"""

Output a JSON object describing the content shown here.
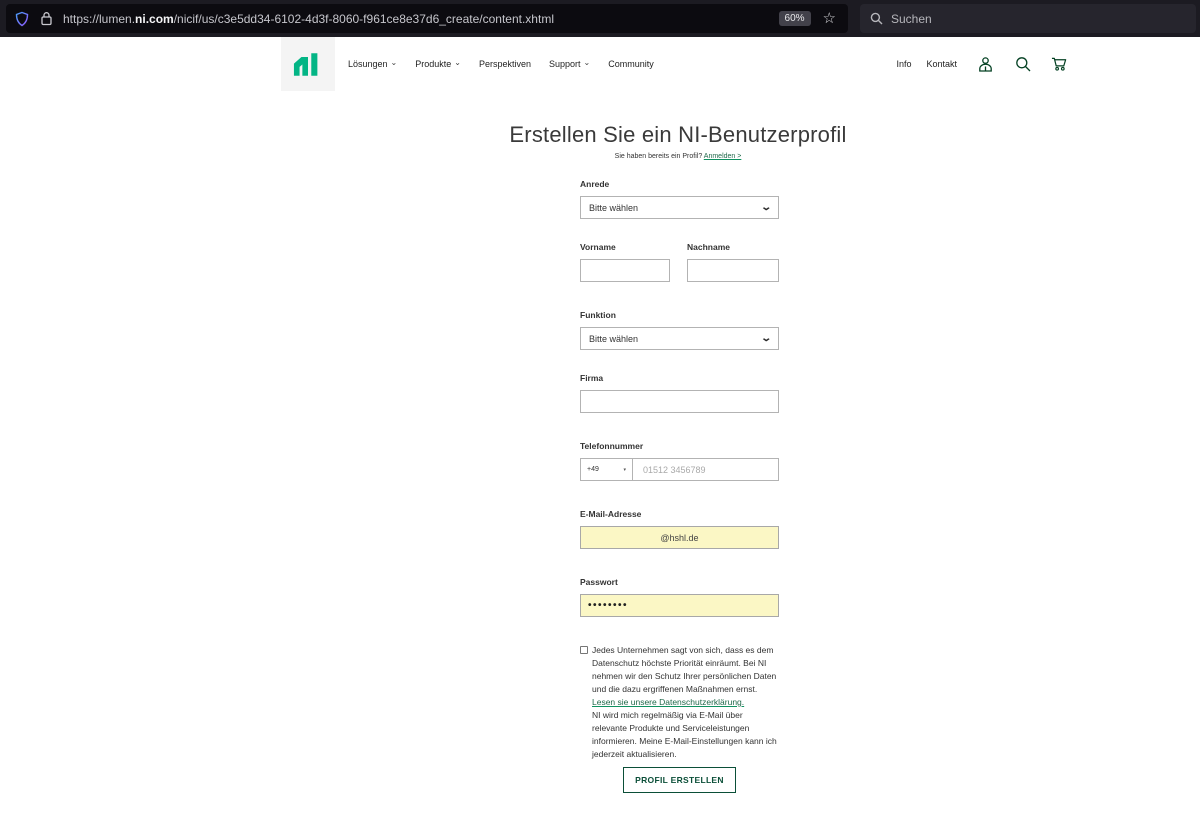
{
  "browser": {
    "url_prefix": "https://lumen.",
    "url_domain": "ni.com",
    "url_path": "/nicif/us/c3e5dd34-6102-4d3f-8060-f961ce8e37d6_create/content.xhtml",
    "zoom_badge": "60%",
    "search_placeholder": "Suchen"
  },
  "header": {
    "nav": [
      {
        "label": "Lösungen"
      },
      {
        "label": "Produkte"
      },
      {
        "label": "Perspektiven"
      },
      {
        "label": "Support"
      },
      {
        "label": "Community"
      }
    ],
    "utility": {
      "info": "Info",
      "kontakt": "Kontakt"
    }
  },
  "main": {
    "title": "Erstellen Sie ein NI-Benutzerprofil",
    "subtitle_text": "Sie haben bereits ein Profil?",
    "subtitle_link": "Anmelden >",
    "form": {
      "anrede": {
        "label": "Anrede",
        "value": "Bitte wählen"
      },
      "vorname_label": "Vorname",
      "nachname_label": "Nachname",
      "funktion": {
        "label": "Funktion",
        "value": "Bitte wählen"
      },
      "firma_label": "Firma",
      "telefon": {
        "label": "Telefonnummer",
        "country_code": "+49",
        "placeholder": "01512 3456789"
      },
      "email": {
        "label": "E-Mail-Adresse",
        "value": "@hshl.de"
      },
      "passwort": {
        "label": "Passwort",
        "value": "••••••••"
      },
      "privacy": {
        "text_1": "Jedes Unternehmen sagt von sich, dass es dem Datenschutz höchste Priorität einräumt. Bei NI nehmen wir den Schutz Ihrer persönlichen Daten und die dazu ergriffenen Maßnahmen ernst. ",
        "link": "Lesen sie unsere Datenschutzerklärung.",
        "text_2": "NI wird mich regelmäßig via E-Mail über relevante Produkte und Serviceleistungen informieren. Meine E-Mail-Einstellungen kann ich jederzeit aktualisieren."
      },
      "submit_label": "PROFIL ERSTELLEN"
    }
  },
  "colors": {
    "logo_green": "#03b585",
    "brand_dark_green": "#044123",
    "button_green": "#0b4f38",
    "autofill_yellow": "#fbf7c5"
  }
}
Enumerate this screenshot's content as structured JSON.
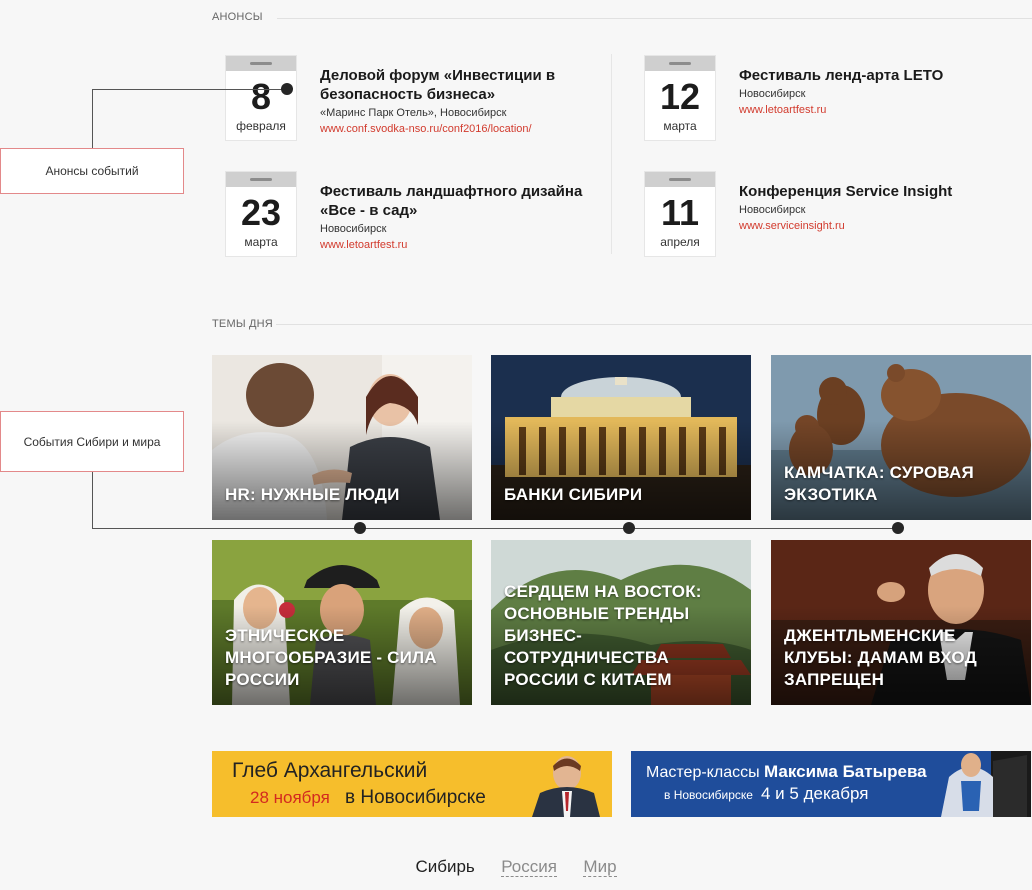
{
  "sections": {
    "announcements": "АНОНСЫ",
    "topics": "ТЕМЫ ДНЯ"
  },
  "callouts": {
    "events": "Анонсы событий",
    "topics": "События Сибири и мира"
  },
  "events": [
    {
      "day": "8",
      "month": "февраля",
      "title": "Деловой форум «Инвестиции в безопасность бизнеса»",
      "place": "«Маринс Парк Отель», Новосибирск",
      "link": "www.conf.svodka-nso.ru/conf2016/location/"
    },
    {
      "day": "12",
      "month": "марта",
      "title": "Фестиваль ленд-арта LETO",
      "place": "Новосибирск",
      "link": "www.letoartfest.ru"
    },
    {
      "day": "23",
      "month": "марта",
      "title": "Фестиваль ландшафтного дизайна «Все - в сад»",
      "place": "Новосибирск",
      "link": "www.letoartfest.ru"
    },
    {
      "day": "11",
      "month": "апреля",
      "title": "Конференция Service Insight",
      "place": "Новосибирск",
      "link": "www.serviceinsight.ru"
    }
  ],
  "topics": [
    {
      "title": "HR: нужные люди"
    },
    {
      "title": "Банки Сибири"
    },
    {
      "title": "Камчатка: суровая экзотика"
    },
    {
      "title": "Этническое многообразие - сила России"
    },
    {
      "title": "Сердцем на восток: основные тренды бизнес-сотрудничества России с Китаем"
    },
    {
      "title": "Джентльменские клубы: дамам вход запрещен"
    }
  ],
  "banners": {
    "left": {
      "name": "Глеб Архангельский",
      "date": "28 ноября",
      "city": "в Новосибирске"
    },
    "right": {
      "lead": "Мастер-классы",
      "name": "Максима Батырева",
      "city": "в Новосибирске",
      "date": "4 и 5 декабря"
    }
  },
  "tabs": [
    "Сибирь",
    "Россия",
    "Мир"
  ],
  "colors": {
    "accent": "#d23b2e",
    "callout_border": "#e3898a",
    "banner_yellow": "#f6be2c",
    "banner_blue": "#1f4d9b"
  }
}
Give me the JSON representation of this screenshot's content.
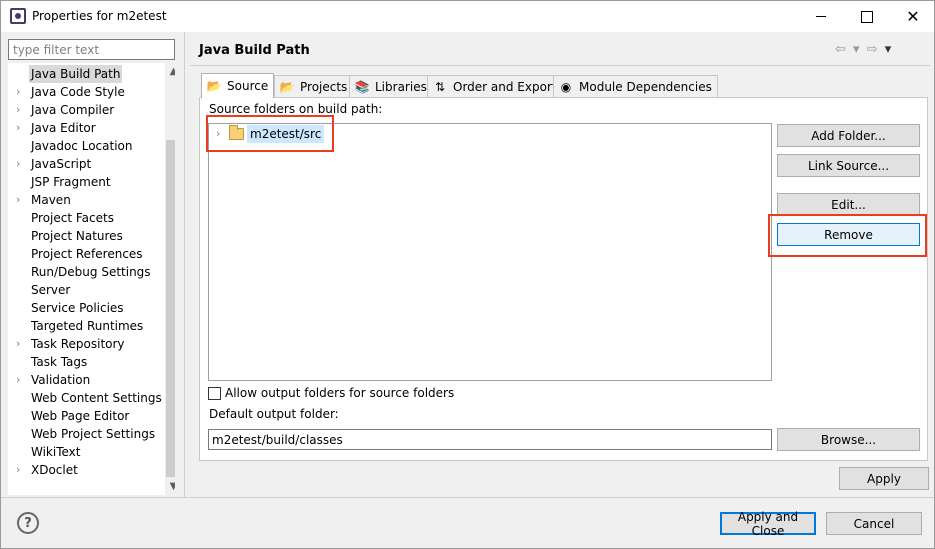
{
  "window": {
    "title": "Properties for m2etest",
    "minimize": "",
    "maximize": "",
    "close": "✕"
  },
  "filter": {
    "placeholder": "type filter text"
  },
  "tree": {
    "items": [
      {
        "label": "Java Build Path",
        "expandable": false,
        "selected": true
      },
      {
        "label": "Java Code Style",
        "expandable": true
      },
      {
        "label": "Java Compiler",
        "expandable": true
      },
      {
        "label": "Java Editor",
        "expandable": true
      },
      {
        "label": "Javadoc Location",
        "expandable": false
      },
      {
        "label": "JavaScript",
        "expandable": true
      },
      {
        "label": "JSP Fragment",
        "expandable": false
      },
      {
        "label": "Maven",
        "expandable": true
      },
      {
        "label": "Project Facets",
        "expandable": false
      },
      {
        "label": "Project Natures",
        "expandable": false
      },
      {
        "label": "Project References",
        "expandable": false
      },
      {
        "label": "Run/Debug Settings",
        "expandable": false
      },
      {
        "label": "Server",
        "expandable": false
      },
      {
        "label": "Service Policies",
        "expandable": false
      },
      {
        "label": "Targeted Runtimes",
        "expandable": false
      },
      {
        "label": "Task Repository",
        "expandable": true
      },
      {
        "label": "Task Tags",
        "expandable": false
      },
      {
        "label": "Validation",
        "expandable": true
      },
      {
        "label": "Web Content Settings",
        "expandable": false
      },
      {
        "label": "Web Page Editor",
        "expandable": false
      },
      {
        "label": "Web Project Settings",
        "expandable": false
      },
      {
        "label": "WikiText",
        "expandable": false
      },
      {
        "label": "XDoclet",
        "expandable": true
      }
    ]
  },
  "page": {
    "title": "Java Build Path",
    "nav": {
      "back": "⇦",
      "forward": "⇨",
      "menu": "▾"
    }
  },
  "tabs": [
    {
      "label": "Source",
      "icon": "source-folder-icon",
      "glyph": "📂",
      "active": true
    },
    {
      "label": "Projects",
      "icon": "projects-icon",
      "glyph": "📂"
    },
    {
      "label": "Libraries",
      "icon": "libraries-icon",
      "glyph": "📚"
    },
    {
      "label": "Order and Export",
      "icon": "order-export-icon",
      "glyph": "⇅"
    },
    {
      "label": "Module Dependencies",
      "icon": "module-icon",
      "glyph": "◉"
    }
  ],
  "source": {
    "section_label": "Source folders on build path:",
    "folders": [
      {
        "label": "m2etest/src"
      }
    ],
    "buttons": {
      "add_folder": "Add Folder...",
      "link_source": "Link Source...",
      "edit": "Edit...",
      "remove": "Remove"
    },
    "allow_output_label": "Allow output folders for source folders",
    "allow_output_checked": false,
    "default_output_label": "Default output folder:",
    "default_output_value": "m2etest/build/classes",
    "browse": "Browse..."
  },
  "footer": {
    "apply": "Apply",
    "apply_close": "Apply and Close",
    "cancel": "Cancel",
    "help": "?"
  },
  "colors": {
    "highlight": "#ea3c1e",
    "accent": "#0078d7",
    "selection": "#cce8ff"
  }
}
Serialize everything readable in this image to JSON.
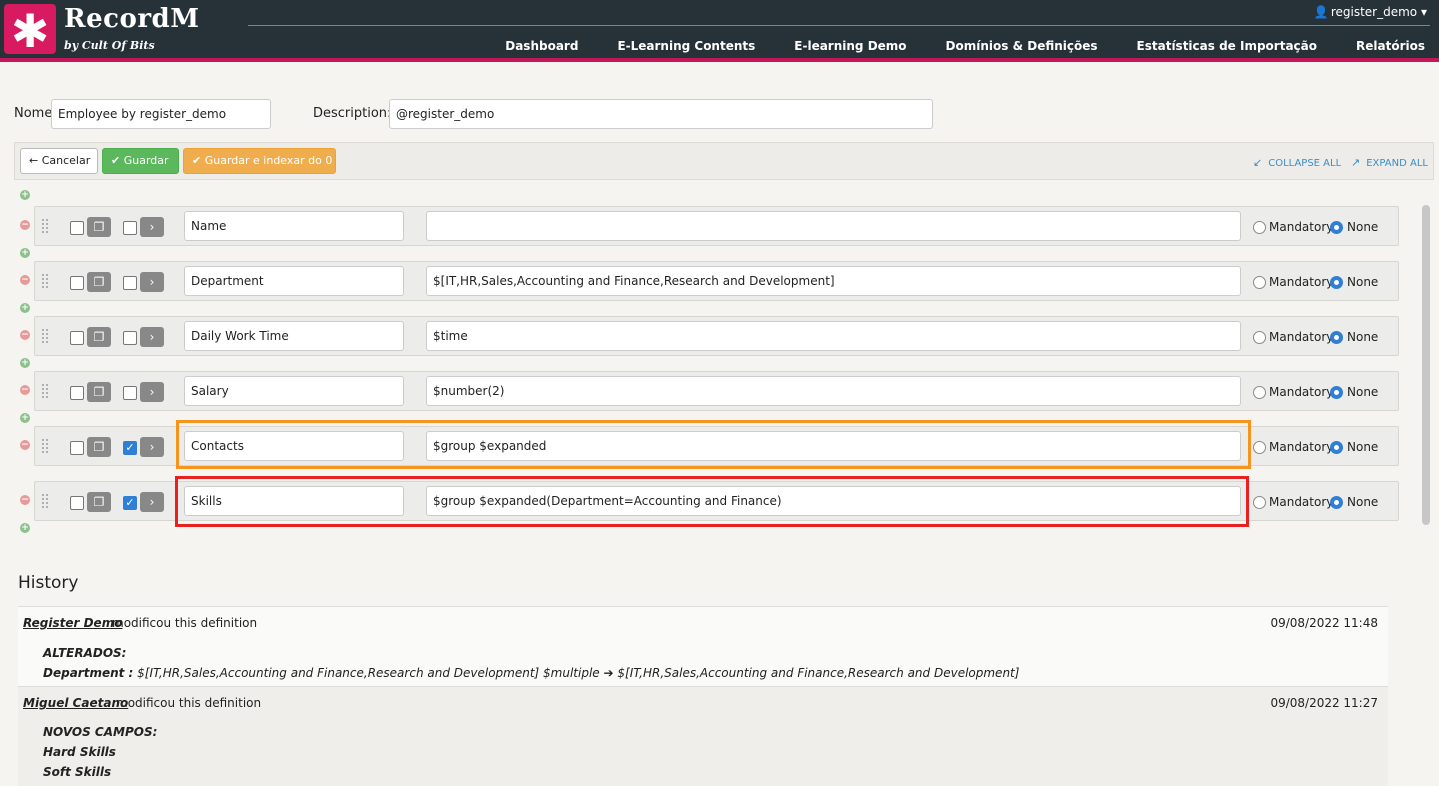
{
  "brand": {
    "name": "RecordM",
    "byline": "by Cult Of Bits",
    "logo_glyph": "✱"
  },
  "user": {
    "name": "register_demo",
    "icon": "person-icon",
    "caret": "▾"
  },
  "nav": [
    "Dashboard",
    "E-Learning Contents",
    "E-learning Demo",
    "Domínios & Definições",
    "Estatísticas de Importação",
    "Relatórios"
  ],
  "form": {
    "name_label": "Nome",
    "name_value": "Employee by register_demo",
    "description_label": "Description:",
    "description_value": "@register_demo"
  },
  "toolbar": {
    "cancel": "Cancelar",
    "save": "Guardar",
    "save_index": "Guardar e indexar do 0",
    "collapse_all": "COLLAPSE ALL",
    "expand_all": "EXPAND ALL"
  },
  "radio_labels": {
    "mandatory": "Mandatory",
    "none": "None"
  },
  "fields": [
    {
      "name": "Name",
      "description": "",
      "checked": false,
      "required": "None"
    },
    {
      "name": "Department",
      "description": "$[IT,HR,Sales,Accounting and Finance,Research and Development]",
      "checked": false,
      "required": "None"
    },
    {
      "name": "Daily Work Time",
      "description": "$time",
      "checked": false,
      "required": "None"
    },
    {
      "name": "Salary",
      "description": "$number(2)",
      "checked": false,
      "required": "None"
    },
    {
      "name": "Contacts",
      "description": "$group $expanded",
      "checked": true,
      "required": "None"
    },
    {
      "name": "Skills",
      "description": "$group $expanded(Department=Accounting and Finance)",
      "checked": true,
      "required": "None"
    }
  ],
  "history": {
    "title": "History",
    "entries": [
      {
        "author": "Register Demo",
        "action": "modificou this definition",
        "date": "09/08/2022 11:48",
        "section": "ALTERADOS:",
        "field": "Department :",
        "old": "$[IT,HR,Sales,Accounting and Finance,Research and Development] $multiple",
        "new": "$[IT,HR,Sales,Accounting and Finance,Research and Development]"
      },
      {
        "author": "Miguel Caetano",
        "action": "modificou this definition",
        "date": "09/08/2022 11:27",
        "section": "NOVOS CAMPOS:",
        "items": [
          "Hard Skills",
          "Soft Skills"
        ]
      }
    ]
  },
  "colors": {
    "header_bg": "#263238",
    "accent": "#d81b60",
    "link": "#3a8ec8",
    "highlight_orange": "#f7941d",
    "highlight_red": "#e8201f"
  }
}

"""

- WHAT TO WORK ON -
Say how many lines include the word "this"; reply with the number alone.

- REPLY TO THE EXERCISE -
5